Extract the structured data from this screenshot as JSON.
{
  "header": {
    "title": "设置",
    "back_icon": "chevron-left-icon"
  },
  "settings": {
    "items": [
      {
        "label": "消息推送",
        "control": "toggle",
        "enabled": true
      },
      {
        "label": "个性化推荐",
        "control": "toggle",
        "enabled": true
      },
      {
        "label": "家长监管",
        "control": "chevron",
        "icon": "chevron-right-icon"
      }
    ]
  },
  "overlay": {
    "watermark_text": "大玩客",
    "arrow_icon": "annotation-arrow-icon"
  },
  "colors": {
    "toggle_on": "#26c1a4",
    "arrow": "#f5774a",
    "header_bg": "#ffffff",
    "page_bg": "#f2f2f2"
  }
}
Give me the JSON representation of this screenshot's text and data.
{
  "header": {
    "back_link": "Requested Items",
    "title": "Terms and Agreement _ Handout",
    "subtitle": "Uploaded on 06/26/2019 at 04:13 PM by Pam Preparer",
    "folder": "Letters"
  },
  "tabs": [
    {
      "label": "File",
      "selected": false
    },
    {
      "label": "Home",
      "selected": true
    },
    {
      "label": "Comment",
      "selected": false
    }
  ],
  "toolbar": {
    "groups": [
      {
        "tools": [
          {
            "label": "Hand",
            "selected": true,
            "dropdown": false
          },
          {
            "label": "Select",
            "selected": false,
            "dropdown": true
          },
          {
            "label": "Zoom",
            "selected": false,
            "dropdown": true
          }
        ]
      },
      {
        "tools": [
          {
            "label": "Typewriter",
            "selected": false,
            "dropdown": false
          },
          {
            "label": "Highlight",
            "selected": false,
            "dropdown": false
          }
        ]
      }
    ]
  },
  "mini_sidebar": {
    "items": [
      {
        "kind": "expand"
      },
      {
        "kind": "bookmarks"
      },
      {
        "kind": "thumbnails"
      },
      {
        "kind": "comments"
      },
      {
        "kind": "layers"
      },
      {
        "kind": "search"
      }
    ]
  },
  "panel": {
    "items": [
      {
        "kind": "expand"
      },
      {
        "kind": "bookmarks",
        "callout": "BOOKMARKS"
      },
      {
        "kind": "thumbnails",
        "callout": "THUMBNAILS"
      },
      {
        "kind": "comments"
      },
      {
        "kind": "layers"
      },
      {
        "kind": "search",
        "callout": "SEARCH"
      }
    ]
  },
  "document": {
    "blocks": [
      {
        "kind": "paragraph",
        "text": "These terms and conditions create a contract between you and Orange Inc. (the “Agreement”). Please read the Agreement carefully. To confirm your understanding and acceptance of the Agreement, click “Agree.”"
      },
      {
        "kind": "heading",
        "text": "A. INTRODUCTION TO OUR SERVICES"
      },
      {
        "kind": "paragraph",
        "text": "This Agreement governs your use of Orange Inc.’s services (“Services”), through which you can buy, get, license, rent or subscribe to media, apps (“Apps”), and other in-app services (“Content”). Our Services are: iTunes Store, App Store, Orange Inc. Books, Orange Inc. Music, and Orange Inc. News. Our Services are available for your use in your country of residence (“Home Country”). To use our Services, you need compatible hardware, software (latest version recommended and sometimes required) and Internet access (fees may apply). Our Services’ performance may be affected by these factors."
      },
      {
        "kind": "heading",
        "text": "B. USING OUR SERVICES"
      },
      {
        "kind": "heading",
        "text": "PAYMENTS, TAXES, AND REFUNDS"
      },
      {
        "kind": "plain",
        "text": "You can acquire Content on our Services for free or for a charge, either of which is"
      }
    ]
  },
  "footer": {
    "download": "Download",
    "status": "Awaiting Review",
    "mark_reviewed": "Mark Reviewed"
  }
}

**STATED PROBLEM:**
Reproduce the listing above word for word.

**SOLUTION:**
Extract the structured data from this screenshot as JSON.
{
  "header": {
    "title": "设置",
    "back_icon": "chevron-left-icon"
  },
  "settings": {
    "items": [
      {
        "label": "消息推送",
        "control": "toggle",
        "enabled": true
      },
      {
        "label": "个性化推荐",
        "control": "toggle",
        "enabled": true
      },
      {
        "label": "家长监管",
        "control": "chevron",
        "icon": "chevron-right-icon"
      }
    ]
  },
  "overlay": {
    "watermark_text": "大玩客",
    "arrow_icon": "annotation-arrow-icon"
  },
  "colors": {
    "toggle_on": "#26c1a4",
    "arrow": "#f5774a",
    "header_bg": "#ffffff",
    "page_bg": "#f2f2f2"
  }
}
Give me the JSON representation of this screenshot's text and data.
{
  "header": {
    "back_link": "Requested Items",
    "title": "Terms and Agreement _ Handout",
    "subtitle": "Uploaded on 06/26/2019 at 04:13 PM by Pam Preparer",
    "folder": "Letters"
  },
  "tabs": [
    {
      "label": "File",
      "selected": false
    },
    {
      "label": "Home",
      "selected": true
    },
    {
      "label": "Comment",
      "selected": false
    }
  ],
  "toolbar": {
    "groups": [
      {
        "tools": [
          {
            "label": "Hand",
            "selected": true,
            "dropdown": false
          },
          {
            "label": "Select",
            "selected": false,
            "dropdown": true
          },
          {
            "label": "Zoom",
            "selected": false,
            "dropdown": true
          }
        ]
      },
      {
        "tools": [
          {
            "label": "Typewriter",
            "selected": false,
            "dropdown": false
          },
          {
            "label": "Highlight",
            "selected": false,
            "dropdown": false
          }
        ]
      }
    ]
  },
  "mini_sidebar": {
    "items": [
      {
        "kind": "expand"
      },
      {
        "kind": "bookmarks"
      },
      {
        "kind": "thumbnails"
      },
      {
        "kind": "comments"
      },
      {
        "kind": "layers"
      },
      {
        "kind": "search"
      }
    ]
  },
  "panel": {
    "items": [
      {
        "kind": "expand"
      },
      {
        "kind": "bookmarks",
        "callout": "BOOKMARKS"
      },
      {
        "kind": "thumbnails",
        "callout": "THUMBNAILS"
      },
      {
        "kind": "comments"
      },
      {
        "kind": "layers"
      },
      {
        "kind": "search",
        "callout": "SEARCH"
      }
    ]
  },
  "document": {
    "blocks": [
      {
        "kind": "paragraph",
        "text": "These terms and conditions create a contract between you and Orange Inc. (the “Agreement”). Please read the Agreement carefully. To confirm your understanding and acceptance of the Agreement, click “Agree.”"
      },
      {
        "kind": "heading",
        "text": "A. INTRODUCTION TO OUR SERVICES"
      },
      {
        "kind": "paragraph",
        "text": "This Agreement governs your use of Orange Inc.’s services (“Services”), through which you can buy, get, license, rent or subscribe to media, apps (“Apps”), and other in-app services (“Content”). Our Services are: iTunes Store, App Store, Orange Inc. Books, Orange Inc. Music, and Orange Inc. News. Our Services are available for your use in your country of residence (“Home Country”). To use our Services, you need compatible hardware, software (latest version recommended and sometimes required) and Internet access (fees may apply). Our Services’ performance may be affected by these factors."
      },
      {
        "kind": "heading",
        "text": "B. USING OUR SERVICES"
      },
      {
        "kind": "heading",
        "text": "PAYMENTS, TAXES, AND REFUNDS"
      },
      {
        "kind": "plain",
        "text": "You can acquire Content on our Services for free or for a charge, either of which is"
      }
    ]
  },
  "footer": {
    "download": "Download",
    "status": "Awaiting Review",
    "mark_reviewed": "Mark Reviewed"
  }
}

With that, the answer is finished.